** REQUIRED WORK **
Wherever the word "arrow" shows up in a line, please copy that line.
== MATERIAL FOR THE TASK ==
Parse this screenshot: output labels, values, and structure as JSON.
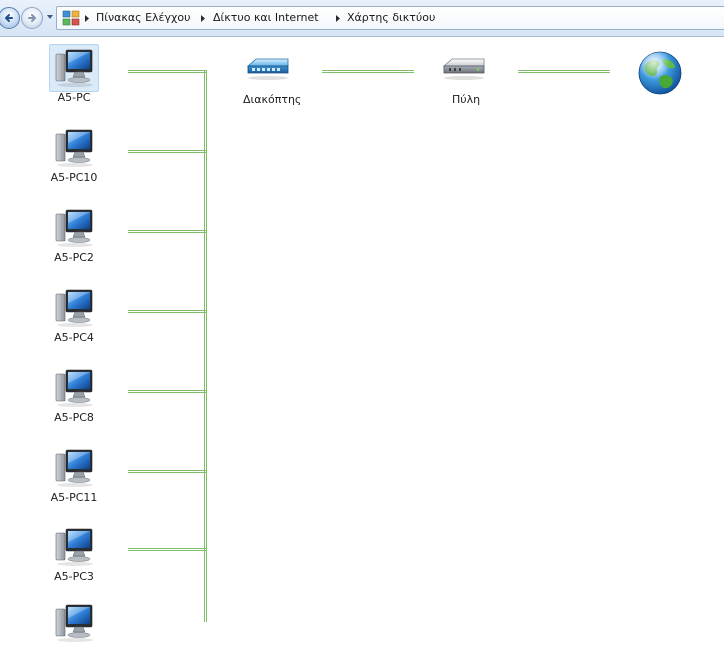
{
  "breadcrumb": {
    "items": [
      "Πίνακας Ελέγχου",
      "Δίκτυο και Internet",
      "Χάρτης δικτύου"
    ]
  },
  "icons": {
    "back": "back-arrow-icon",
    "forward": "forward-arrow-icon",
    "history": "chevron-down-icon",
    "location": "control-panel-icon",
    "computer": "computer-icon",
    "switch": "switch-icon",
    "gateway": "gateway-icon",
    "internet": "globe-icon"
  },
  "network": {
    "computers": [
      {
        "label": "A5-PC",
        "selected": true
      },
      {
        "label": "A5-PC10"
      },
      {
        "label": "A5-PC2"
      },
      {
        "label": "A5-PC4"
      },
      {
        "label": "A5-PC8"
      },
      {
        "label": "A5-PC11"
      },
      {
        "label": "A5-PC3"
      }
    ],
    "switch_label": "Διακόπτης",
    "gateway_label": "Πύλη"
  },
  "colors": {
    "link": "#7fbf6a",
    "selection": "#dbeaf9"
  }
}
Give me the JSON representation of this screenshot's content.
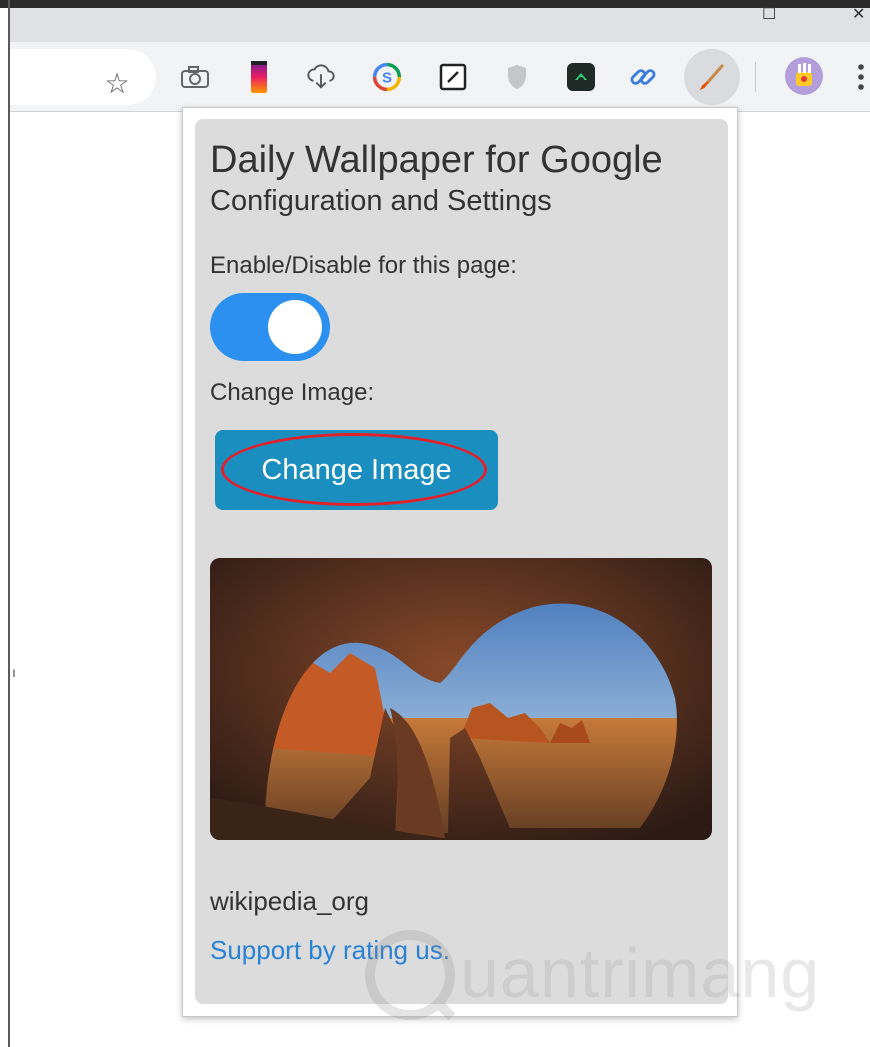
===
** TASK SOLUTION **
    "back": "back-arrow-icon",
    "forward": "forward-arrow-icon",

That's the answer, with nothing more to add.